--- Start Entries supplied ---
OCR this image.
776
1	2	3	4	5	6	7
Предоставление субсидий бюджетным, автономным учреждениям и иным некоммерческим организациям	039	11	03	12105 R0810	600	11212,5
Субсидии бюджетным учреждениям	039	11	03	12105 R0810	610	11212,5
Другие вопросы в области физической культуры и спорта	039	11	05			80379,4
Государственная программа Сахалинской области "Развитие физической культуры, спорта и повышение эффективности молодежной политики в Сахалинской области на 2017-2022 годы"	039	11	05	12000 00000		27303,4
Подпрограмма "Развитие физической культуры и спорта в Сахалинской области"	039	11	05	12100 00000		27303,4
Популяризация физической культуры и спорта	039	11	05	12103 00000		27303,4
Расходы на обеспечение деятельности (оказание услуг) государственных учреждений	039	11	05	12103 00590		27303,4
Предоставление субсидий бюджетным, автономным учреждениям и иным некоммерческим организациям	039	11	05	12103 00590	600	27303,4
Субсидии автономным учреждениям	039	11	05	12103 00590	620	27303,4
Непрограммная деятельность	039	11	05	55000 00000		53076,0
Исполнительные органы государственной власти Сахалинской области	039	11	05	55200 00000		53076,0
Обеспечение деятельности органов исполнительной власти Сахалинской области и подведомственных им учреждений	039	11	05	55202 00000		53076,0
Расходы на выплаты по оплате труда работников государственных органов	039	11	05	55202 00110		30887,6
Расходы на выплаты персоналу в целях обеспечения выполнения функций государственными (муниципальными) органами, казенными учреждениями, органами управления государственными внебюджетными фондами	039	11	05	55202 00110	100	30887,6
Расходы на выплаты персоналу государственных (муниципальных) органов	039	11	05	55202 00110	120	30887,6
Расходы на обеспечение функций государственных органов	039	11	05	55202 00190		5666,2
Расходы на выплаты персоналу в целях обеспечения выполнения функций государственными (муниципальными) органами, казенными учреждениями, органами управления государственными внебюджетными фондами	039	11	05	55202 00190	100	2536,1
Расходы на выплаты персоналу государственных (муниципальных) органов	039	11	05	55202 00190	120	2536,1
--- End Entries supplied ---
Set problem: Give back each line above precisely as it stands.

Output:
OCR this image.
776
1	2	3	4	5	6	7
Предоставление субсидий бюджетным, автономным учреждениям и иным некоммерческим организациям	039	11	03	12105 R0810	600	11212,5
Субсидии бюджетным учреждениям	039	11	03	12105 R0810	610	11212,5
Другие вопросы в области физической культуры и спорта	039	11	05			80379,4
Государственная программа Сахалинской области "Развитие физической культуры, спорта и повышение эффективности молодежной политики в Сахалинской области на 2017-2022 годы"	039	11	05	12000 00000		27303,4
Подпрограмма "Развитие физической культуры и спорта в Сахалинской области"	039	11	05	12100 00000		27303,4
Популяризация физической культуры и спорта	039	11	05	12103 00000		27303,4
Расходы на обеспечение деятельности (оказание услуг) государственных учреждений	039	11	05	12103 00590		27303,4
Предоставление субсидий бюджетным, автономным учреждениям и иным некоммерческим организациям	039	11	05	12103 00590	600	27303,4
Субсидии автономным учреждениям	039	11	05	12103 00590	620	27303,4
Непрограммная деятельность	039	11	05	55000 00000		53076,0
Исполнительные органы государственной власти Сахалинской области	039	11	05	55200 00000		53076,0
Обеспечение деятельности органов исполнительной власти Сахалинской области и подведомственных им учреждений	039	11	05	55202 00000		53076,0
Расходы на выплаты по оплате труда работников государственных органов	039	11	05	55202 00110		30887,6
Расходы на выплаты персоналу в целях обеспечения выполнения функций государственными (муниципальными) органами, казенными учреждениями, органами управления государственными внебюджетными фондами	039	11	05	55202 00110	100	30887,6
Расходы на выплаты персоналу государственных (муниципальных) органов	039	11	05	55202 00110	120	30887,6
Расходы на обеспечение функций государственных органов	039	11	05	55202 00190		5666,2
Расходы на выплаты персоналу в целях обеспечения выполнения функций государственными (муниципальными) органами, казенными учреждениями, органами управления государственными внебюджетными фондами	039	11	05	55202 00190	100	2536,1
Расходы на выплаты персоналу государственных (муниципальных) органов	039	11	05	55202 00190	120	2536,1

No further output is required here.